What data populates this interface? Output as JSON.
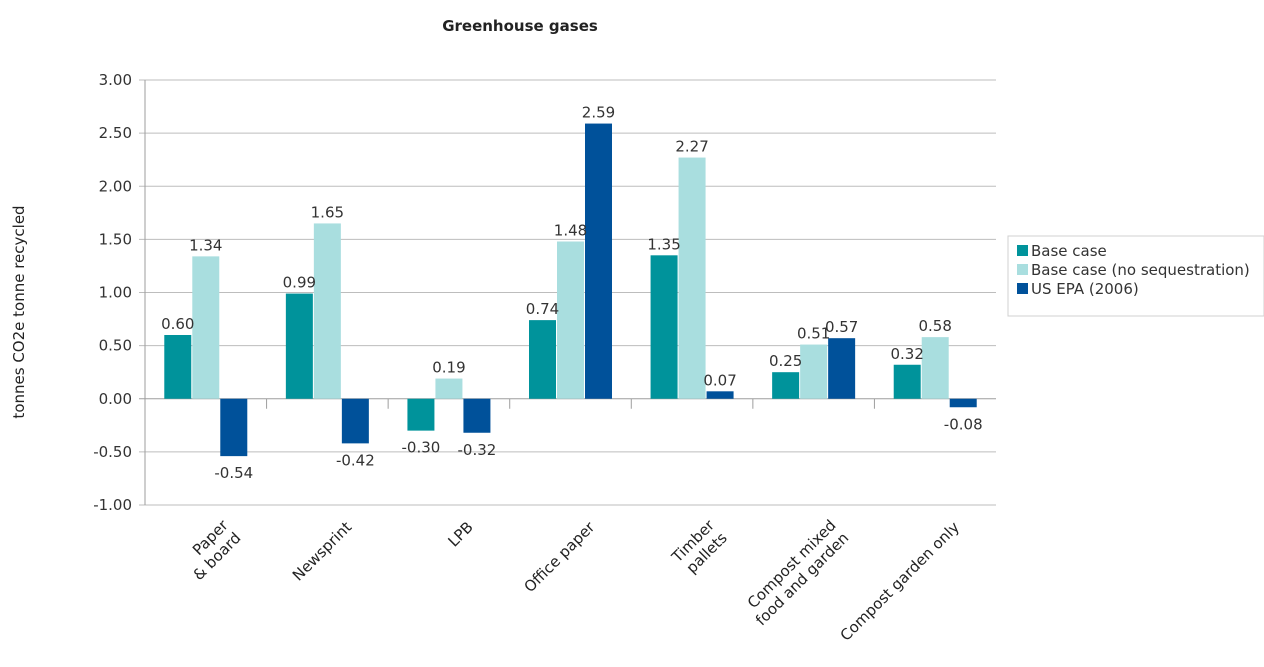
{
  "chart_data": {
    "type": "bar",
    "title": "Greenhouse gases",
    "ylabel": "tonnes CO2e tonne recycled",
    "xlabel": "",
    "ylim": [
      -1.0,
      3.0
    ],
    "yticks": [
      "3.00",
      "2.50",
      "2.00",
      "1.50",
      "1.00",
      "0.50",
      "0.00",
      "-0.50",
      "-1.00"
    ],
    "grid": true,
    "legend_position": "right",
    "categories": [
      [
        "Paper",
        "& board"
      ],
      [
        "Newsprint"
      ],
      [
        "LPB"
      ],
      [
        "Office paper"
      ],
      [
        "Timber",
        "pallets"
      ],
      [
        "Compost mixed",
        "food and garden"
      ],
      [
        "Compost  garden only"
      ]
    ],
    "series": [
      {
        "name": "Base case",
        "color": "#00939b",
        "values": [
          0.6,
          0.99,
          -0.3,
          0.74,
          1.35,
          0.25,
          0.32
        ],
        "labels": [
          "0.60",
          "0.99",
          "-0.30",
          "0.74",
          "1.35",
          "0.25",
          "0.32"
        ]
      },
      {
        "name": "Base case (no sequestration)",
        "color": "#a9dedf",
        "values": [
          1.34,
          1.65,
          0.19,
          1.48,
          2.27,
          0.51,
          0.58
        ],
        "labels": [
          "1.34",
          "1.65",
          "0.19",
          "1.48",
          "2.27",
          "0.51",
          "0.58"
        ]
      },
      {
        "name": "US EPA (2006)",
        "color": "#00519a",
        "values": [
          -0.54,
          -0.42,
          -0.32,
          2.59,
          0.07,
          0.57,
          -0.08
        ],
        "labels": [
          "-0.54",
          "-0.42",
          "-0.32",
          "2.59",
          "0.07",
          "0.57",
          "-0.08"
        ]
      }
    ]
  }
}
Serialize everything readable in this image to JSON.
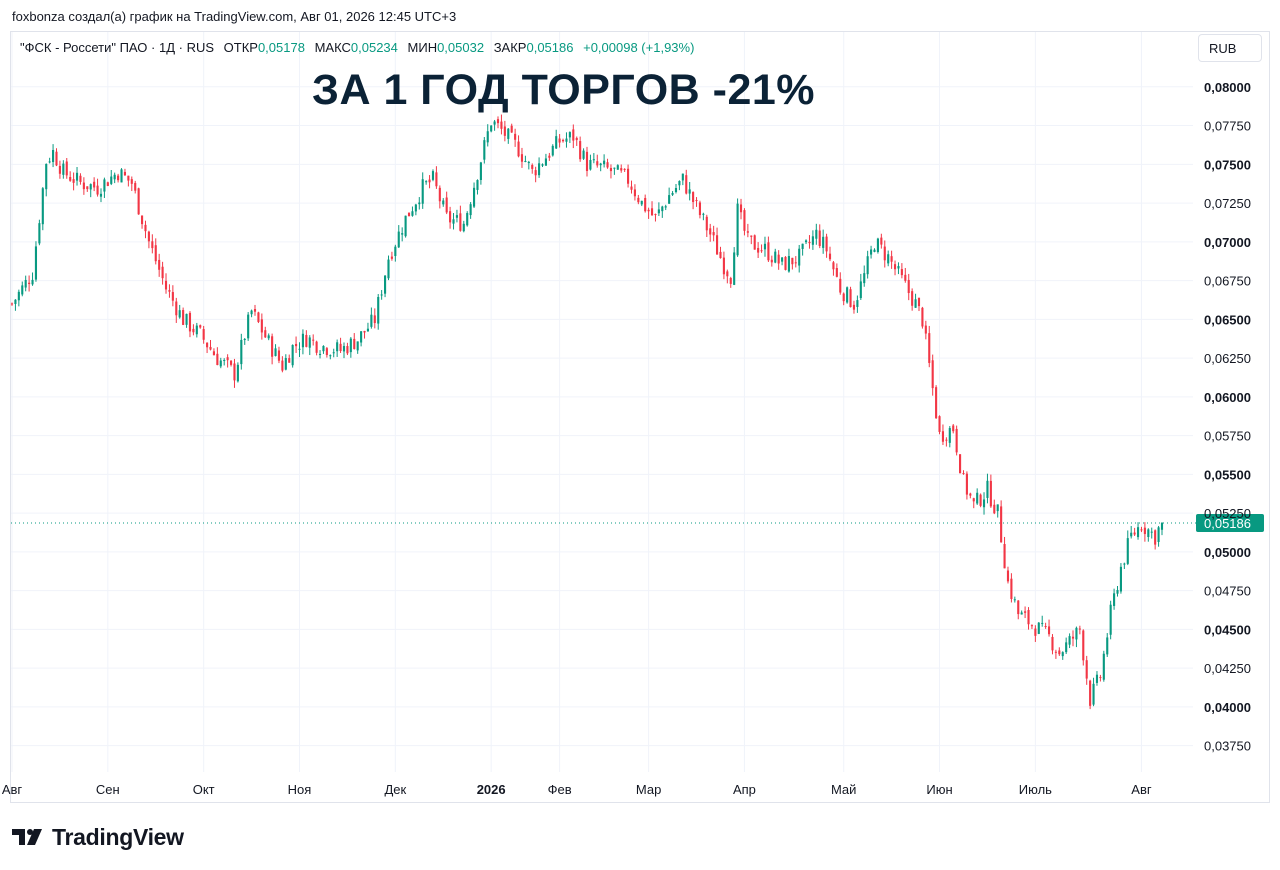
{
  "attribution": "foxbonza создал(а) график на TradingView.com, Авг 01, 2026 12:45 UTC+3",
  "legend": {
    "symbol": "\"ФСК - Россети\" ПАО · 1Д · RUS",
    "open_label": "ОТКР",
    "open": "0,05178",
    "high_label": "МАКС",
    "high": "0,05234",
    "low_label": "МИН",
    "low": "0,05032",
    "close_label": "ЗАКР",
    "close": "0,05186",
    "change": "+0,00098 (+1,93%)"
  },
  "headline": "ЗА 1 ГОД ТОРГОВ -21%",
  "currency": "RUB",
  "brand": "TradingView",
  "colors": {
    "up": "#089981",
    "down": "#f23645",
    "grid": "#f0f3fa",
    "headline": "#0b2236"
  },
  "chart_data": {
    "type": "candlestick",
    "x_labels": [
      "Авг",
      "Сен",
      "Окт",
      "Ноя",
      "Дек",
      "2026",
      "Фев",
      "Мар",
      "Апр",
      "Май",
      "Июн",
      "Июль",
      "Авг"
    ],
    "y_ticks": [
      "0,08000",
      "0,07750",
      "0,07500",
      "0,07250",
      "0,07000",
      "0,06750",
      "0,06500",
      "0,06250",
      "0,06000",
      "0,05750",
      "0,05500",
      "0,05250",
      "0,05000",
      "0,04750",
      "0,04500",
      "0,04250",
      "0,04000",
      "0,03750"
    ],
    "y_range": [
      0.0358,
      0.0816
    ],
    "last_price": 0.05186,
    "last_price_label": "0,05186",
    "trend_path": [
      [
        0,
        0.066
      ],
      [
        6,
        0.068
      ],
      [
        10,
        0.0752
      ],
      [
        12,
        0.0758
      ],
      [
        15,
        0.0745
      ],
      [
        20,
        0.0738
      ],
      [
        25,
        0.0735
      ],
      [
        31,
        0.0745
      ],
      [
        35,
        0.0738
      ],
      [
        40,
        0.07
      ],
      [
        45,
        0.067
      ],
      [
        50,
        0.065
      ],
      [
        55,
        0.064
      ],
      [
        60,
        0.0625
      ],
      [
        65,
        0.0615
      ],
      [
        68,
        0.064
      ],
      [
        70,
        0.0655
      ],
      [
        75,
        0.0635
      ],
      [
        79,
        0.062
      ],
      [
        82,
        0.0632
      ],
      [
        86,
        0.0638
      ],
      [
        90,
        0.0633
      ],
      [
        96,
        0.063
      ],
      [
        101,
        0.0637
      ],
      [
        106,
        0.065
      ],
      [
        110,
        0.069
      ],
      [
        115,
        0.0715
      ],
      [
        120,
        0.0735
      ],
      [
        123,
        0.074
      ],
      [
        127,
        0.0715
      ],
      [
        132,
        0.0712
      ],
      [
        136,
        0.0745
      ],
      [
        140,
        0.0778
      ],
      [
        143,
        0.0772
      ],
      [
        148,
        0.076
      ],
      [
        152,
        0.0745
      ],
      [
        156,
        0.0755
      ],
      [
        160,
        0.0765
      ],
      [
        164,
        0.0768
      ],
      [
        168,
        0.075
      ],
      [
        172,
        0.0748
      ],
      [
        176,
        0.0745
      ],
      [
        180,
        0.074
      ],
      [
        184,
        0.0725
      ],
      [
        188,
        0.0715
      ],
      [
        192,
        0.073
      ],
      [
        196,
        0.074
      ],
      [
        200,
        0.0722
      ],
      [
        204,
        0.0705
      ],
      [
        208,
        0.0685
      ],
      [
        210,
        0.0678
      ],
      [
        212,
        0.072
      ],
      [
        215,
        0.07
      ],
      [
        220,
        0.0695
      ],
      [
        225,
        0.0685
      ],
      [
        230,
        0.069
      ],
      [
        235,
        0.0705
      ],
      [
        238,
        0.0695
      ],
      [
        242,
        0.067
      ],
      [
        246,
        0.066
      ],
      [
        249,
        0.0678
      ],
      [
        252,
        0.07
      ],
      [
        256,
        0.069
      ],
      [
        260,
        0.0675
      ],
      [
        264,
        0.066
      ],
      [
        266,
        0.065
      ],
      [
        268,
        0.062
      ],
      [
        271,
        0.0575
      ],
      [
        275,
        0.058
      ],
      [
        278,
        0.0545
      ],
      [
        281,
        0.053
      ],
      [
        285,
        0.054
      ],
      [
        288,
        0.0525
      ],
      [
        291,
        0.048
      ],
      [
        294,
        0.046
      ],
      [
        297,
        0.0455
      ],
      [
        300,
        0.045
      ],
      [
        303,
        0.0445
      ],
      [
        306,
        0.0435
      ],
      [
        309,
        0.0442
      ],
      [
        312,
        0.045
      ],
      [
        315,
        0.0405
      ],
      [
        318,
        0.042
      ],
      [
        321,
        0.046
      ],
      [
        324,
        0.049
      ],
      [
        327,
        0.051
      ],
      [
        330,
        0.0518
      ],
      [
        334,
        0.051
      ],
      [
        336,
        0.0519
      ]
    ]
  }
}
※ ※ ※
> [PROBLEM REQUIREMENTS]
All of the material above is to be copied exactly, except for its images.

> [TASK ANSWER]
What data populates this interface? Output as JSON.
{
  "chart_data": {
    "type": "bar",
    "title": "Greenhouse gases",
    "ylabel": "tonnes CO2e tonne recycled",
    "xlabel": "",
    "ylim": [
      -1.0,
      3.0
    ],
    "yticks": [
      "3.00",
      "2.50",
      "2.00",
      "1.50",
      "1.00",
      "0.50",
      "0.00",
      "-0.50",
      "-1.00"
    ],
    "grid": true,
    "legend_position": "right",
    "categories": [
      [
        "Paper",
        "& board"
      ],
      [
        "Newsprint"
      ],
      [
        "LPB"
      ],
      [
        "Office paper"
      ],
      [
        "Timber",
        "pallets"
      ],
      [
        "Compost mixed",
        "food and garden"
      ],
      [
        "Compost  garden only"
      ]
    ],
    "series": [
      {
        "name": "Base case",
        "color": "#00939b",
        "values": [
          0.6,
          0.99,
          -0.3,
          0.74,
          1.35,
          0.25,
          0.32
        ],
        "labels": [
          "0.60",
          "0.99",
          "-0.30",
          "0.74",
          "1.35",
          "0.25",
          "0.32"
        ]
      },
      {
        "name": "Base case (no sequestration)",
        "color": "#a9dedf",
        "values": [
          1.34,
          1.65,
          0.19,
          1.48,
          2.27,
          0.51,
          0.58
        ],
        "labels": [
          "1.34",
          "1.65",
          "0.19",
          "1.48",
          "2.27",
          "0.51",
          "0.58"
        ]
      },
      {
        "name": "US EPA (2006)",
        "color": "#00519a",
        "values": [
          -0.54,
          -0.42,
          -0.32,
          2.59,
          0.07,
          0.57,
          -0.08
        ],
        "labels": [
          "-0.54",
          "-0.42",
          "-0.32",
          "2.59",
          "0.07",
          "0.57",
          "-0.08"
        ]
      }
    ]
  }
}
Serialize everything readable in this image to JSON.
{
  "attribution": "foxbonza создал(а) график на TradingView.com, Авг 01, 2026 12:45 UTC+3",
  "legend": {
    "symbol": "\"ФСК - Россети\" ПАО · 1Д · RUS",
    "open_label": "ОТКР",
    "open": "0,05178",
    "high_label": "МАКС",
    "high": "0,05234",
    "low_label": "МИН",
    "low": "0,05032",
    "close_label": "ЗАКР",
    "close": "0,05186",
    "change": "+0,00098 (+1,93%)"
  },
  "headline": "ЗА 1 ГОД ТОРГОВ -21%",
  "currency": "RUB",
  "brand": "TradingView",
  "colors": {
    "up": "#089981",
    "down": "#f23645",
    "grid": "#f0f3fa",
    "headline": "#0b2236"
  },
  "chart_data": {
    "type": "candlestick",
    "x_labels": [
      "Авг",
      "Сен",
      "Окт",
      "Ноя",
      "Дек",
      "2026",
      "Фев",
      "Мар",
      "Апр",
      "Май",
      "Июн",
      "Июль",
      "Авг"
    ],
    "y_ticks": [
      "0,08000",
      "0,07750",
      "0,07500",
      "0,07250",
      "0,07000",
      "0,06750",
      "0,06500",
      "0,06250",
      "0,06000",
      "0,05750",
      "0,05500",
      "0,05250",
      "0,05000",
      "0,04750",
      "0,04500",
      "0,04250",
      "0,04000",
      "0,03750"
    ],
    "y_range": [
      0.0358,
      0.0816
    ],
    "last_price": 0.05186,
    "last_price_label": "0,05186",
    "trend_path": [
      [
        0,
        0.066
      ],
      [
        6,
        0.068
      ],
      [
        10,
        0.0752
      ],
      [
        12,
        0.0758
      ],
      [
        15,
        0.0745
      ],
      [
        20,
        0.0738
      ],
      [
        25,
        0.0735
      ],
      [
        31,
        0.0745
      ],
      [
        35,
        0.0738
      ],
      [
        40,
        0.07
      ],
      [
        45,
        0.067
      ],
      [
        50,
        0.065
      ],
      [
        55,
        0.064
      ],
      [
        60,
        0.0625
      ],
      [
        65,
        0.0615
      ],
      [
        68,
        0.064
      ],
      [
        70,
        0.0655
      ],
      [
        75,
        0.0635
      ],
      [
        79,
        0.062
      ],
      [
        82,
        0.0632
      ],
      [
        86,
        0.0638
      ],
      [
        90,
        0.0633
      ],
      [
        96,
        0.063
      ],
      [
        101,
        0.0637
      ],
      [
        106,
        0.065
      ],
      [
        110,
        0.069
      ],
      [
        115,
        0.0715
      ],
      [
        120,
        0.0735
      ],
      [
        123,
        0.074
      ],
      [
        127,
        0.0715
      ],
      [
        132,
        0.0712
      ],
      [
        136,
        0.0745
      ],
      [
        140,
        0.0778
      ],
      [
        143,
        0.0772
      ],
      [
        148,
        0.076
      ],
      [
        152,
        0.0745
      ],
      [
        156,
        0.0755
      ],
      [
        160,
        0.0765
      ],
      [
        164,
        0.0768
      ],
      [
        168,
        0.075
      ],
      [
        172,
        0.0748
      ],
      [
        176,
        0.0745
      ],
      [
        180,
        0.074
      ],
      [
        184,
        0.0725
      ],
      [
        188,
        0.0715
      ],
      [
        192,
        0.073
      ],
      [
        196,
        0.074
      ],
      [
        200,
        0.0722
      ],
      [
        204,
        0.0705
      ],
      [
        208,
        0.0685
      ],
      [
        210,
        0.0678
      ],
      [
        212,
        0.072
      ],
      [
        215,
        0.07
      ],
      [
        220,
        0.0695
      ],
      [
        225,
        0.0685
      ],
      [
        230,
        0.069
      ],
      [
        235,
        0.0705
      ],
      [
        238,
        0.0695
      ],
      [
        242,
        0.067
      ],
      [
        246,
        0.066
      ],
      [
        249,
        0.0678
      ],
      [
        252,
        0.07
      ],
      [
        256,
        0.069
      ],
      [
        260,
        0.0675
      ],
      [
        264,
        0.066
      ],
      [
        266,
        0.065
      ],
      [
        268,
        0.062
      ],
      [
        271,
        0.0575
      ],
      [
        275,
        0.058
      ],
      [
        278,
        0.0545
      ],
      [
        281,
        0.053
      ],
      [
        285,
        0.054
      ],
      [
        288,
        0.0525
      ],
      [
        291,
        0.048
      ],
      [
        294,
        0.046
      ],
      [
        297,
        0.0455
      ],
      [
        300,
        0.045
      ],
      [
        303,
        0.0445
      ],
      [
        306,
        0.0435
      ],
      [
        309,
        0.0442
      ],
      [
        312,
        0.045
      ],
      [
        315,
        0.0405
      ],
      [
        318,
        0.042
      ],
      [
        321,
        0.046
      ],
      [
        324,
        0.049
      ],
      [
        327,
        0.051
      ],
      [
        330,
        0.0518
      ],
      [
        334,
        0.051
      ],
      [
        336,
        0.0519
      ]
    ]
  }
}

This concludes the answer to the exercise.